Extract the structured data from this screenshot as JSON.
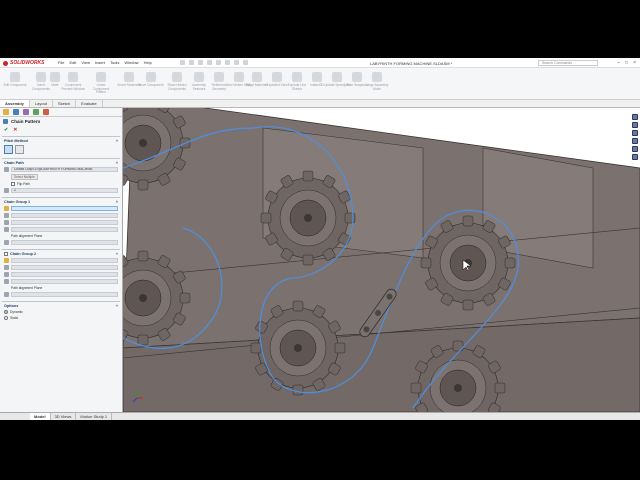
{
  "app": {
    "logo_text": "SOLIDWORKS",
    "document_title": "LABYRINTH FORMING MACHINE.SLDASM *",
    "search_placeholder": "Search Commands"
  },
  "menu": [
    "File",
    "Edit",
    "View",
    "Insert",
    "Tools",
    "Window",
    "Help"
  ],
  "ribbon": [
    "Edit Component",
    "Insert Components",
    "Mate",
    "Component Preview Window",
    "Linear Component Pattern",
    "Smart Fasteners",
    "Move Component",
    "Show Hidden Components",
    "Assembly Features",
    "Reference Geometry",
    "New Motion Study",
    "Bill of Materials",
    "Exploded View",
    "Explode Line Sketch",
    "Instant3D",
    "Update Speedpak",
    "Take Snapshot",
    "Large Assembly Mode"
  ],
  "command_tabs": [
    "Assembly",
    "Layout",
    "Sketch",
    "Evaluate"
  ],
  "property_manager": {
    "title": "Chain Pattern",
    "pitch_method": {
      "label": "Pitch Method"
    },
    "chain_path": {
      "label": "Chain Path",
      "value": "Closed Loop<1>@LABYRINTH FORMING MACHINE",
      "select_button": "Select Multiple",
      "flip_label": "Flip Path",
      "instances": "2"
    },
    "chain_group1": {
      "label": "Chain Group 1",
      "path_alignment": "Path alignment Plane"
    },
    "chain_group2": {
      "label": "Chain Group 2",
      "path_alignment": "Path alignment Plane"
    },
    "options": {
      "label": "Options",
      "dynamic": "Dynamic",
      "static": "Static"
    }
  },
  "bottom_tabs": [
    "Model",
    "3D Views",
    "Motion Study 1"
  ],
  "colors": {
    "path_line": "#4d8fe0",
    "part_face": "#7b7270",
    "part_dark": "#5f5654",
    "accent": "#d0202a"
  }
}
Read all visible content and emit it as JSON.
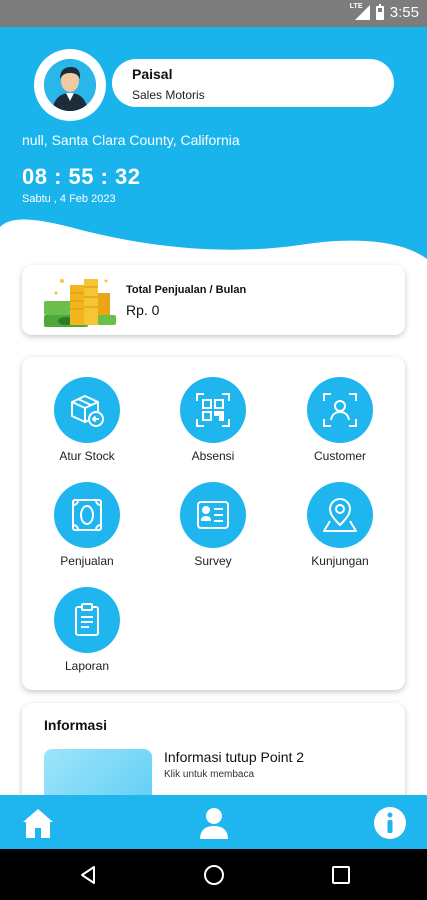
{
  "status_bar": {
    "clock": "3:55",
    "network_label": "LTE",
    "battery_level": 0.6
  },
  "colors": {
    "primary": "#1fb6ef",
    "header_blue": "#1ab4ec",
    "white": "#ffffff"
  },
  "profile": {
    "name": "Paisal",
    "role": "Sales Motoris",
    "avatar_icon": "user-avatar-icon"
  },
  "header": {
    "location": "null, Santa Clara County, California",
    "time": "08 : 55 : 32",
    "date": "Sabtu , 4 Feb 2023"
  },
  "sales": {
    "title": "Total Penjualan / Bulan",
    "value": "Rp. 0",
    "icon": "money-stack-icon"
  },
  "menu": {
    "items": [
      {
        "label": "Atur Stock",
        "icon": "stock-box-icon"
      },
      {
        "label": "Absensi",
        "icon": "qr-scan-icon"
      },
      {
        "label": "Customer",
        "icon": "customer-scan-icon"
      },
      {
        "label": "Penjualan",
        "icon": "cash-note-icon"
      },
      {
        "label": "Survey",
        "icon": "survey-form-icon"
      },
      {
        "label": "Kunjungan",
        "icon": "location-pin-icon"
      },
      {
        "label": "Laporan",
        "icon": "clipboard-icon"
      }
    ]
  },
  "info": {
    "title": "Informasi",
    "items": [
      {
        "headline": "Informasi tutup Point 2",
        "subtitle": "Klik untuk membaca"
      }
    ]
  },
  "bottom_nav": {
    "items": [
      {
        "icon": "home-icon"
      },
      {
        "icon": "profile-icon"
      },
      {
        "icon": "info-icon"
      }
    ]
  },
  "system_nav": {
    "items": [
      {
        "icon": "back-icon"
      },
      {
        "icon": "home-circle-icon"
      },
      {
        "icon": "recents-icon"
      }
    ]
  }
}
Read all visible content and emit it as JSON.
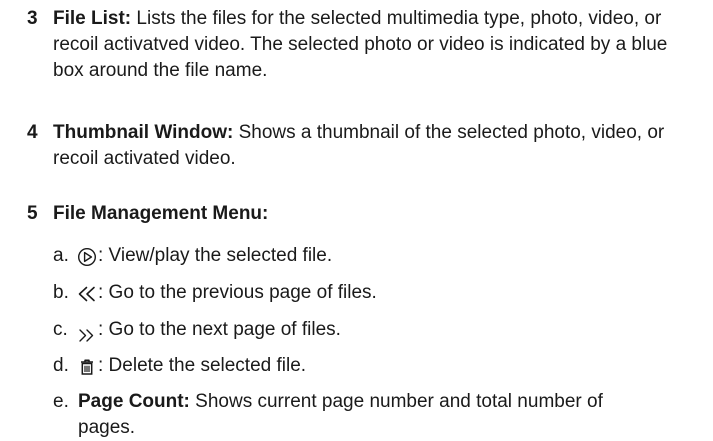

———

Say, as a number only, how many lines of the data contain "FORMING".

§ **Exercise response**:
2